[Figure contents as structured data]
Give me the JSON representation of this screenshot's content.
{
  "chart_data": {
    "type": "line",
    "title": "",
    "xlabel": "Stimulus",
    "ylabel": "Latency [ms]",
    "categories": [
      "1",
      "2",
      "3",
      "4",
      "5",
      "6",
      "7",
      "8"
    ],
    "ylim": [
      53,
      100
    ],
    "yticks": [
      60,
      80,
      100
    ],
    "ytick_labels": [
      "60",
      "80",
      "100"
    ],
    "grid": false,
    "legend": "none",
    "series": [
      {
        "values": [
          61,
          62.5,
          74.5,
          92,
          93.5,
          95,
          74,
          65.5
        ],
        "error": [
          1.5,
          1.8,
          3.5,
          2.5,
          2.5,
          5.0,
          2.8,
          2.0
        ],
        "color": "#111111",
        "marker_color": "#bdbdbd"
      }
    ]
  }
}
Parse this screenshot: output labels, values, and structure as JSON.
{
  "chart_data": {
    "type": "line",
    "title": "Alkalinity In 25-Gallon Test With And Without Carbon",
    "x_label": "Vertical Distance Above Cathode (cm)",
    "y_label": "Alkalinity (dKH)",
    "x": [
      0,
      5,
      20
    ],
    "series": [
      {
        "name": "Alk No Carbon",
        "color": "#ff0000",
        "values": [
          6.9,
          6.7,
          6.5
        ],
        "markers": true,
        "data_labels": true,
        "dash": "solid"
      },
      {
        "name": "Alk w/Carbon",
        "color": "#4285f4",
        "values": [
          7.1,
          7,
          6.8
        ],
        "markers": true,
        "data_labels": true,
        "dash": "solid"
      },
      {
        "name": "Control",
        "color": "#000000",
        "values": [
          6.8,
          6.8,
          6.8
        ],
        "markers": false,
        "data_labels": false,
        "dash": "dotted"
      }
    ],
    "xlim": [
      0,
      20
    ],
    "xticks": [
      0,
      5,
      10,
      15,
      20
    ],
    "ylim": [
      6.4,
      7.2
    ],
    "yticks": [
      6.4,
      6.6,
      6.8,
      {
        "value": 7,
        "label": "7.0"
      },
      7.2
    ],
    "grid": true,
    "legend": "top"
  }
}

= Written instruction =
Locate the word "screenshot" in the records and collect each line it appears in.

= Result for this task =
Give me the JSON representation of this screenshot's content.
Parse this screenshot: output labels, values, and structure as JSON.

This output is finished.